## EXERCISE
Pictures should be excluded; otherwise, copy every entry exactly.

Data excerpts
[start]

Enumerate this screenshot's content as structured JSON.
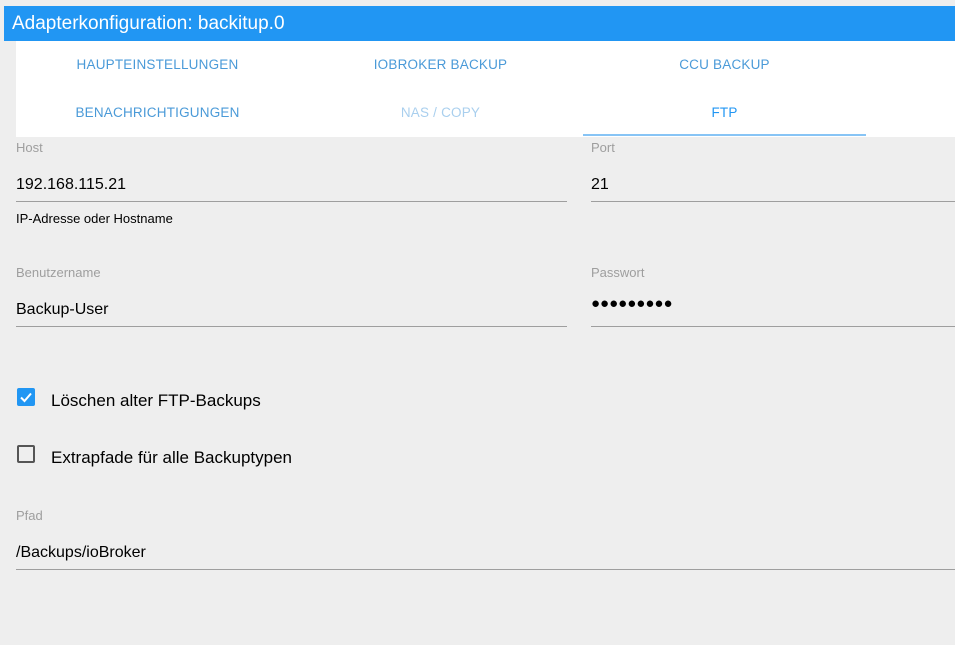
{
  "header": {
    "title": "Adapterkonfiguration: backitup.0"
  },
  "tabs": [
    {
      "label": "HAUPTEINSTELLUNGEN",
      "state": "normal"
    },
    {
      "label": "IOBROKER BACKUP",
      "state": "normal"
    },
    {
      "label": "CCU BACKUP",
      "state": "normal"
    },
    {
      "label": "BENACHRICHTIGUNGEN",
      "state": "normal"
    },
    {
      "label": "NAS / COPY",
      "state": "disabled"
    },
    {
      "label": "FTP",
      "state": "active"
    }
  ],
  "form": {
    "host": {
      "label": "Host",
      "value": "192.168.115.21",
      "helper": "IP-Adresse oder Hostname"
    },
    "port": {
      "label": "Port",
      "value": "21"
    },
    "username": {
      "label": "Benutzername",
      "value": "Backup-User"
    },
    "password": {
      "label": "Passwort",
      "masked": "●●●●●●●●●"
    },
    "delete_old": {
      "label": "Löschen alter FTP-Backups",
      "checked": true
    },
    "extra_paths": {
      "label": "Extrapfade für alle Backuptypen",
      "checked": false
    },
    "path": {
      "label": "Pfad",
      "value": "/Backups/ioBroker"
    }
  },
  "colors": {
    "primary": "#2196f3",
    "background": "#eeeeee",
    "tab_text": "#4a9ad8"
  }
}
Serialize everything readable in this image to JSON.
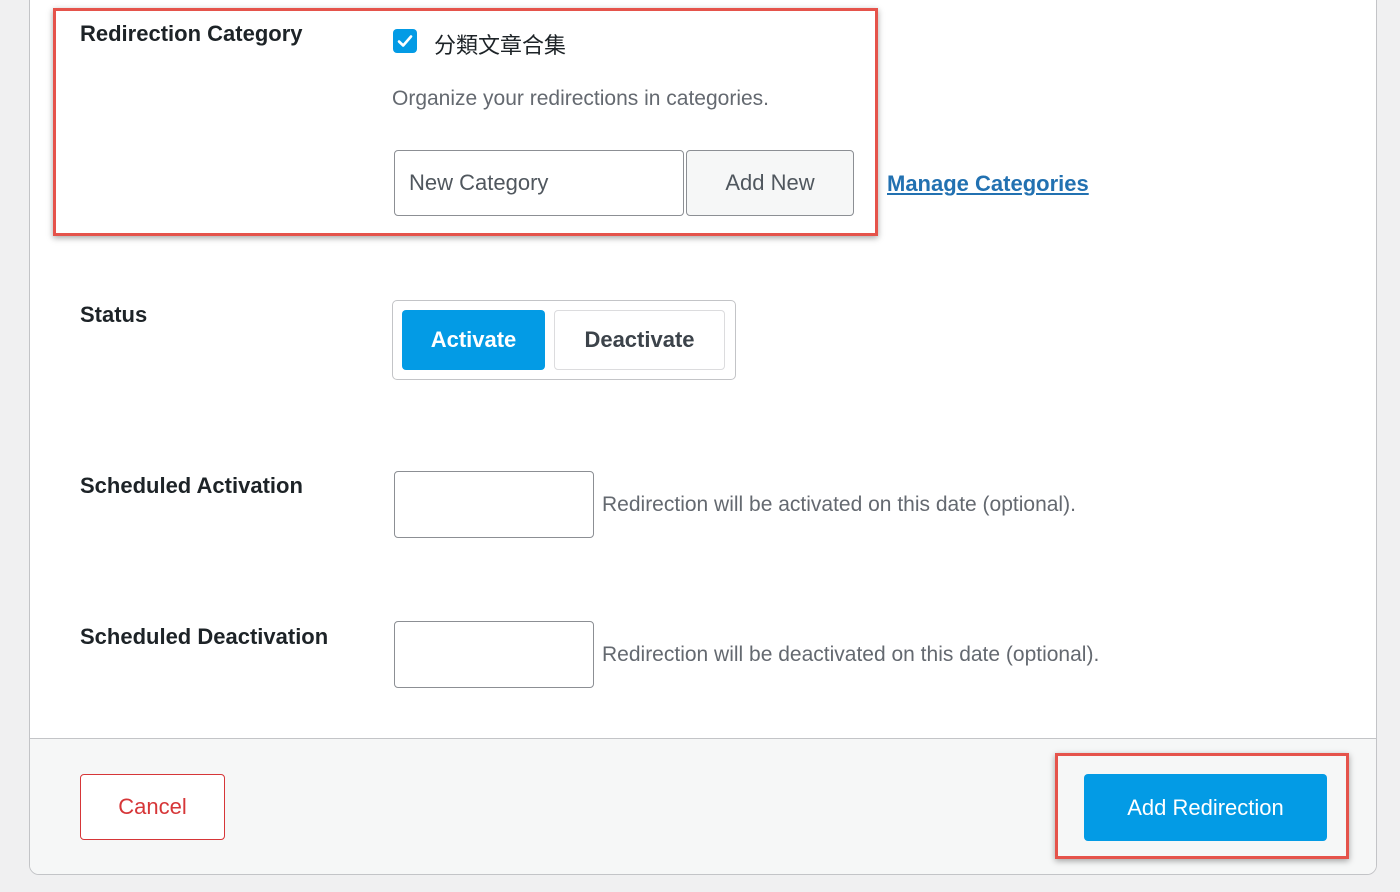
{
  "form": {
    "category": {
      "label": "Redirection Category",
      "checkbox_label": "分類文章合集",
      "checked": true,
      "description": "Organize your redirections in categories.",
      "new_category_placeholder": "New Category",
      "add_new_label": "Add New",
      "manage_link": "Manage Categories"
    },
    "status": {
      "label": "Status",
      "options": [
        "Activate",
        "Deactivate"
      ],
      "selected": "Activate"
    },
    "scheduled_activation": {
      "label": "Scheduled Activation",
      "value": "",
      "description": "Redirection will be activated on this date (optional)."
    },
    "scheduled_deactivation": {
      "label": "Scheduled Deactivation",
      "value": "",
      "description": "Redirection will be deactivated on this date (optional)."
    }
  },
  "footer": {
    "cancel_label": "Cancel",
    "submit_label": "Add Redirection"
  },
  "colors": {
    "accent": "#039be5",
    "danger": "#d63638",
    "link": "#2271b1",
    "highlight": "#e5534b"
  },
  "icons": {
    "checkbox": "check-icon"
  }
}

[end]

## THE COMPLETED TASK
Enumerate this screenshot's content as structured JSON.
{
  "header": {
    "title": "Adapterkonfiguration: backitup.0"
  },
  "tabs": [
    {
      "label": "HAUPTEINSTELLUNGEN",
      "state": "normal"
    },
    {
      "label": "IOBROKER BACKUP",
      "state": "normal"
    },
    {
      "label": "CCU BACKUP",
      "state": "normal"
    },
    {
      "label": "BENACHRICHTIGUNGEN",
      "state": "normal"
    },
    {
      "label": "NAS / COPY",
      "state": "disabled"
    },
    {
      "label": "FTP",
      "state": "active"
    }
  ],
  "form": {
    "host": {
      "label": "Host",
      "value": "192.168.115.21",
      "helper": "IP-Adresse oder Hostname"
    },
    "port": {
      "label": "Port",
      "value": "21"
    },
    "username": {
      "label": "Benutzername",
      "value": "Backup-User"
    },
    "password": {
      "label": "Passwort",
      "masked": "●●●●●●●●●"
    },
    "delete_old": {
      "label": "Löschen alter FTP-Backups",
      "checked": true
    },
    "extra_paths": {
      "label": "Extrapfade für alle Backuptypen",
      "checked": false
    },
    "path": {
      "label": "Pfad",
      "value": "/Backups/ioBroker"
    }
  },
  "colors": {
    "primary": "#2196f3",
    "background": "#eeeeee",
    "tab_text": "#4a9ad8"
  }
}
Serialize everything readable in this image to JSON.
{
  "form": {
    "category": {
      "label": "Redirection Category",
      "checkbox_label": "分類文章合集",
      "checked": true,
      "description": "Organize your redirections in categories.",
      "new_category_placeholder": "New Category",
      "add_new_label": "Add New",
      "manage_link": "Manage Categories"
    },
    "status": {
      "label": "Status",
      "options": [
        "Activate",
        "Deactivate"
      ],
      "selected": "Activate"
    },
    "scheduled_activation": {
      "label": "Scheduled Activation",
      "value": "",
      "description": "Redirection will be activated on this date (optional)."
    },
    "scheduled_deactivation": {
      "label": "Scheduled Deactivation",
      "value": "",
      "description": "Redirection will be deactivated on this date (optional)."
    }
  },
  "footer": {
    "cancel_label": "Cancel",
    "submit_label": "Add Redirection"
  },
  "colors": {
    "accent": "#039be5",
    "danger": "#d63638",
    "link": "#2271b1",
    "highlight": "#e5534b"
  },
  "icons": {
    "checkbox": "check-icon"
  }
}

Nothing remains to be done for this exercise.